#### Exercise materials
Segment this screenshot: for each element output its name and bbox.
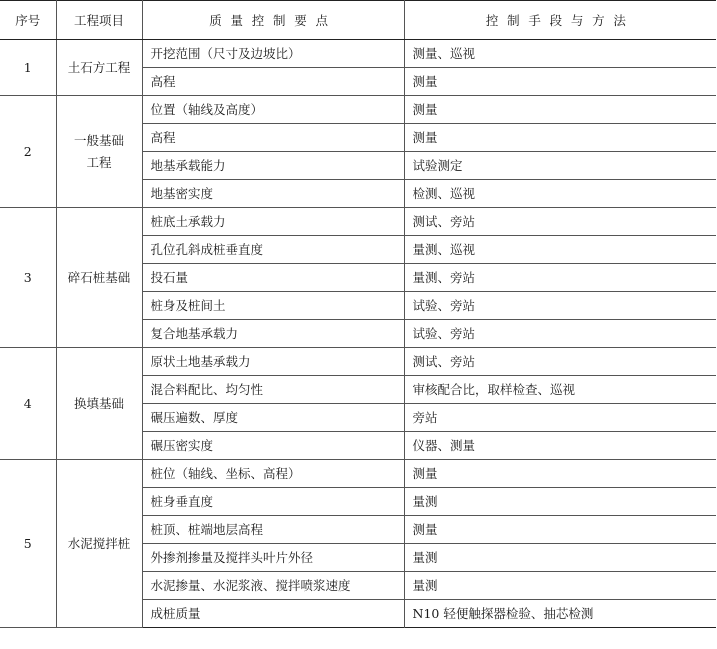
control-method: 测量: [404, 124, 716, 152]
control-point: 原状土地基承载力: [142, 348, 404, 376]
control-method: 旁站: [404, 404, 716, 432]
control-method: 量测: [404, 572, 716, 600]
control-point: 混合料配比、均匀性: [142, 376, 404, 404]
control-point: 开挖范围（尺寸及边坡比）: [142, 40, 404, 68]
control-method: 试验测定: [404, 152, 716, 180]
header-row: [0, 1, 716, 40]
header-project: 工程项目: [56, 1, 142, 40]
table-row: [0, 40, 716, 68]
header-index: 序号: [0, 1, 56, 40]
control-point: 外掺剂掺量及搅拌头叶片外径: [142, 544, 404, 572]
control-point: 桩顶、桩端地层高程: [142, 516, 404, 544]
table-row: [0, 348, 716, 376]
control-point: 碾压密实度: [142, 432, 404, 460]
group-name: 一般基础工程: [56, 96, 142, 208]
control-method: 量测: [404, 544, 716, 572]
control-point: 水泥掺量、水泥浆液、搅拌喷浆速度: [142, 572, 404, 600]
control-point: 地基承载能力: [142, 152, 404, 180]
control-point: 高程: [142, 124, 404, 152]
control-method: 测试、旁站: [404, 348, 716, 376]
control-method: 测试、旁站: [404, 208, 716, 236]
control-point: 桩位（轴线、坐标、高程）: [142, 460, 404, 488]
table-row: [0, 208, 716, 236]
header-control-points: 质量控制要点: [142, 1, 404, 40]
control-point: 成桩质量: [142, 600, 404, 628]
group-index: 2: [0, 96, 56, 208]
control-method: 仪器、测量: [404, 432, 716, 460]
group-index: 4: [0, 348, 56, 460]
control-method: 检测、巡视: [404, 180, 716, 208]
control-method: 测量: [404, 460, 716, 488]
control-method: N10 轻便触探器检验、抽芯检测: [404, 600, 716, 628]
control-method: 测量: [404, 68, 716, 96]
control-point: 碾压遍数、厚度: [142, 404, 404, 432]
control-method: 量测: [404, 488, 716, 516]
group-name: 碎石桩基础: [56, 208, 142, 348]
control-point: 桩身垂直度: [142, 488, 404, 516]
control-method: 量测、旁站: [404, 264, 716, 292]
group-name: 水泥搅拌桩: [56, 460, 142, 628]
control-method: 审核配合比，取样检查、巡视: [404, 376, 716, 404]
control-point: 高程: [142, 68, 404, 96]
table-row: [0, 460, 716, 488]
control-point: 位置（轴线及高度）: [142, 96, 404, 124]
control-method: 量测、巡视: [404, 236, 716, 264]
control-method: 试验、旁站: [404, 292, 716, 320]
group-index: 5: [0, 460, 56, 628]
group-index: 3: [0, 208, 56, 348]
control-method: 测量、巡视: [404, 40, 716, 68]
control-point: 孔位孔斜成桩垂直度: [142, 236, 404, 264]
table-row: [0, 96, 716, 124]
control-point: 桩身及桩间土: [142, 292, 404, 320]
control-method: 测量: [404, 96, 716, 124]
control-point: 投石量: [142, 264, 404, 292]
control-point: 复合地基承载力: [142, 320, 404, 348]
group-index: 1: [0, 40, 56, 96]
control-point: 地基密实度: [142, 180, 404, 208]
group-name: 换填基础: [56, 348, 142, 460]
control-point: 桩底土承载力: [142, 208, 404, 236]
group-name: 土石方工程: [56, 40, 142, 96]
header-control-methods: 控制手段与方法: [404, 1, 716, 40]
control-method: 测量: [404, 516, 716, 544]
control-method: 试验、旁站: [404, 320, 716, 348]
########
Directions for this task
Copy every one of the records above word for word, leaving out the pictures.

Answer to the exercise
Segment this screenshot: for each element output its name and bbox.
control-method: 测量: [404, 124, 716, 152]
control-point: 原状土地基承载力: [142, 348, 404, 376]
control-method: 旁站: [404, 404, 716, 432]
control-method: 量测: [404, 572, 716, 600]
control-point: 混合料配比、均匀性: [142, 376, 404, 404]
control-point: 开挖范围（尺寸及边坡比）: [142, 40, 404, 68]
control-method: 试验测定: [404, 152, 716, 180]
header-row: [0, 1, 716, 40]
header-project: 工程项目: [56, 1, 142, 40]
table-row: [0, 40, 716, 68]
header-index: 序号: [0, 1, 56, 40]
control-point: 外掺剂掺量及搅拌头叶片外径: [142, 544, 404, 572]
control-point: 桩顶、桩端地层高程: [142, 516, 404, 544]
table-row: [0, 348, 716, 376]
control-point: 碾压密实度: [142, 432, 404, 460]
group-name: 一般基础工程: [56, 96, 142, 208]
control-method: 量测: [404, 544, 716, 572]
control-point: 水泥掺量、水泥浆液、搅拌喷浆速度: [142, 572, 404, 600]
control-point: 地基承载能力: [142, 152, 404, 180]
control-point: 高程: [142, 124, 404, 152]
control-method: 测试、旁站: [404, 348, 716, 376]
control-method: 测试、旁站: [404, 208, 716, 236]
control-point: 桩位（轴线、坐标、高程）: [142, 460, 404, 488]
table-row: [0, 208, 716, 236]
header-control-points: 质量控制要点: [142, 1, 404, 40]
control-point: 成桩质量: [142, 600, 404, 628]
group-index: 2: [0, 96, 56, 208]
control-method: 仪器、测量: [404, 432, 716, 460]
group-index: 4: [0, 348, 56, 460]
control-method: 检测、巡视: [404, 180, 716, 208]
control-method: 测量: [404, 460, 716, 488]
control-method: N10 轻便触探器检验、抽芯检测: [404, 600, 716, 628]
control-method: 测量: [404, 68, 716, 96]
control-point: 碾压遍数、厚度: [142, 404, 404, 432]
control-method: 量测: [404, 488, 716, 516]
group-name: 碎石桩基础: [56, 208, 142, 348]
control-point: 桩身垂直度: [142, 488, 404, 516]
control-method: 量测、旁站: [404, 264, 716, 292]
group-name: 水泥搅拌桩: [56, 460, 142, 628]
control-method: 审核配合比，取样检查、巡视: [404, 376, 716, 404]
control-point: 高程: [142, 68, 404, 96]
table-row: [0, 460, 716, 488]
control-point: 位置（轴线及高度）: [142, 96, 404, 124]
control-method: 量测、巡视: [404, 236, 716, 264]
control-method: 试验、旁站: [404, 292, 716, 320]
group-index: 5: [0, 460, 56, 628]
group-index: 3: [0, 208, 56, 348]
control-method: 测量、巡视: [404, 40, 716, 68]
control-point: 孔位孔斜成桩垂直度: [142, 236, 404, 264]
table-row: [0, 96, 716, 124]
control-point: 桩身及桩间土: [142, 292, 404, 320]
control-method: 测量: [404, 96, 716, 124]
control-point: 投石量: [142, 264, 404, 292]
control-point: 复合地基承载力: [142, 320, 404, 348]
group-index: 1: [0, 40, 56, 96]
control-point: 地基密实度: [142, 180, 404, 208]
group-name: 换填基础: [56, 348, 142, 460]
control-point: 桩底土承载力: [142, 208, 404, 236]
group-name: 土石方工程: [56, 40, 142, 96]
header-control-methods: 控制手段与方法: [404, 1, 716, 40]
control-method: 测量: [404, 516, 716, 544]
control-method: 试验、旁站: [404, 320, 716, 348]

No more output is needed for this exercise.